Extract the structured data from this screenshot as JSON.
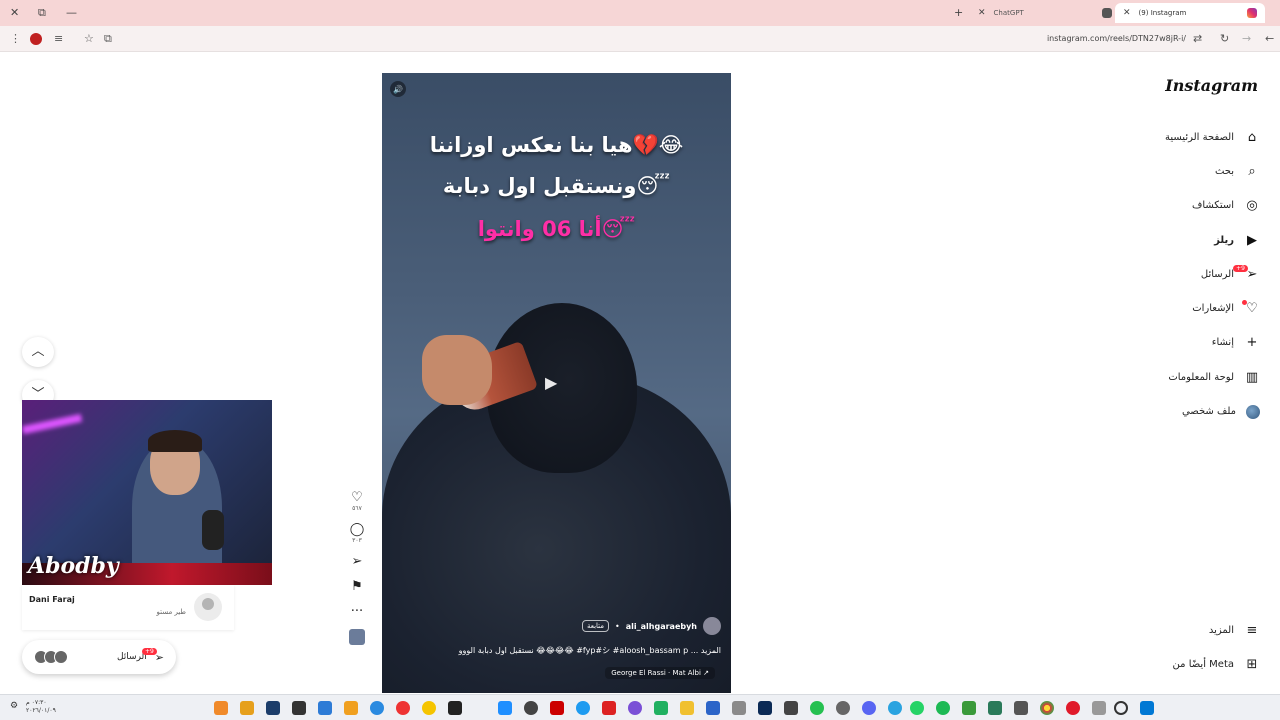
{
  "browser": {
    "tabs": [
      {
        "title": "ChatGPT",
        "active": false
      },
      {
        "title": "(9) Instagram",
        "active": true
      }
    ],
    "url": "instagram.com/reels/DTN27w8jR-i/"
  },
  "instagram": {
    "logo": "Instagram",
    "nav": [
      {
        "label": "الصفحة الرئيسية",
        "icon": "home-icon"
      },
      {
        "label": "بحث",
        "icon": "search-icon"
      },
      {
        "label": "استكشاف",
        "icon": "explore-icon"
      },
      {
        "label": "ريلز",
        "icon": "reels-icon"
      },
      {
        "label": "الرسائل",
        "icon": "messages-icon",
        "badge": "+9"
      },
      {
        "label": "الإشعارات",
        "icon": "heart-icon"
      },
      {
        "label": "إنشاء",
        "icon": "plus-icon"
      },
      {
        "label": "لوحة المعلومات",
        "icon": "dashboard-icon"
      },
      {
        "label": "ملف شخصي",
        "icon": "profile-avatar"
      }
    ],
    "more": "المزيد",
    "also_from_meta": "أيضًا من Meta"
  },
  "reel": {
    "caption_line1": "هيا بنا نعكس اوزاننا💔😂",
    "caption_line2": "ونستقبل اول دبابة😴",
    "caption_line3": "أنا 06 وانتوا😴",
    "author": "ali_alhgaraebyh",
    "follow": "متابعة",
    "description": "نستقبل اول دبابة الووو 😂😂😂😂 #fyp#シ #aloosh_bassam p ... المزيد",
    "music": "George El Rassi · Mat Albi ↗"
  },
  "actions": {
    "likes": "٥٦٧",
    "comments": "٣٠٣"
  },
  "overlay": {
    "streamer_tag": "Abodby",
    "suggested_name": "Dani Faraj",
    "suggested_subtitle": "طير مستو",
    "messages_label": "الرسائل",
    "messages_badge": "+9"
  },
  "taskbar": {
    "time": "٠٧:٣٠ م",
    "date": "٢٠٢٦/٠١/٠٩"
  },
  "colors": {
    "badge": "#ff3040",
    "tabbar": "#f6d6d6",
    "reel_pink_text": "#ff2ea6"
  }
}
- - - - -
* WRITTEN PROBLEM *
Copy every line of the data word for word, omitting the images.

* RESULT FOR THIS EXERCISE *
Extract the structured data from this screenshot as JSON.
{
  "browser": {
    "tabs": [
      {
        "title": "ChatGPT",
        "active": false
      },
      {
        "title": "(9) Instagram",
        "active": true
      }
    ],
    "url": "instagram.com/reels/DTN27w8jR-i/"
  },
  "instagram": {
    "logo": "Instagram",
    "nav": [
      {
        "label": "الصفحة الرئيسية",
        "icon": "home-icon"
      },
      {
        "label": "بحث",
        "icon": "search-icon"
      },
      {
        "label": "استكشاف",
        "icon": "explore-icon"
      },
      {
        "label": "ريلز",
        "icon": "reels-icon"
      },
      {
        "label": "الرسائل",
        "icon": "messages-icon",
        "badge": "+9"
      },
      {
        "label": "الإشعارات",
        "icon": "heart-icon"
      },
      {
        "label": "إنشاء",
        "icon": "plus-icon"
      },
      {
        "label": "لوحة المعلومات",
        "icon": "dashboard-icon"
      },
      {
        "label": "ملف شخصي",
        "icon": "profile-avatar"
      }
    ],
    "more": "المزيد",
    "also_from_meta": "أيضًا من Meta"
  },
  "reel": {
    "caption_line1": "هيا بنا نعكس اوزاننا💔😂",
    "caption_line2": "ونستقبل اول دبابة😴",
    "caption_line3": "أنا 06 وانتوا😴",
    "author": "ali_alhgaraebyh",
    "follow": "متابعة",
    "description": "نستقبل اول دبابة الووو 😂😂😂😂 #fyp#シ #aloosh_bassam p ... المزيد",
    "music": "George El Rassi · Mat Albi ↗"
  },
  "actions": {
    "likes": "٥٦٧",
    "comments": "٣٠٣"
  },
  "overlay": {
    "streamer_tag": "Abodby",
    "suggested_name": "Dani Faraj",
    "suggested_subtitle": "طير مستو",
    "messages_label": "الرسائل",
    "messages_badge": "+9"
  },
  "taskbar": {
    "time": "٠٧:٣٠ م",
    "date": "٢٠٢٦/٠١/٠٩"
  },
  "colors": {
    "badge": "#ff3040",
    "tabbar": "#f6d6d6",
    "reel_pink_text": "#ff2ea6"
  }
}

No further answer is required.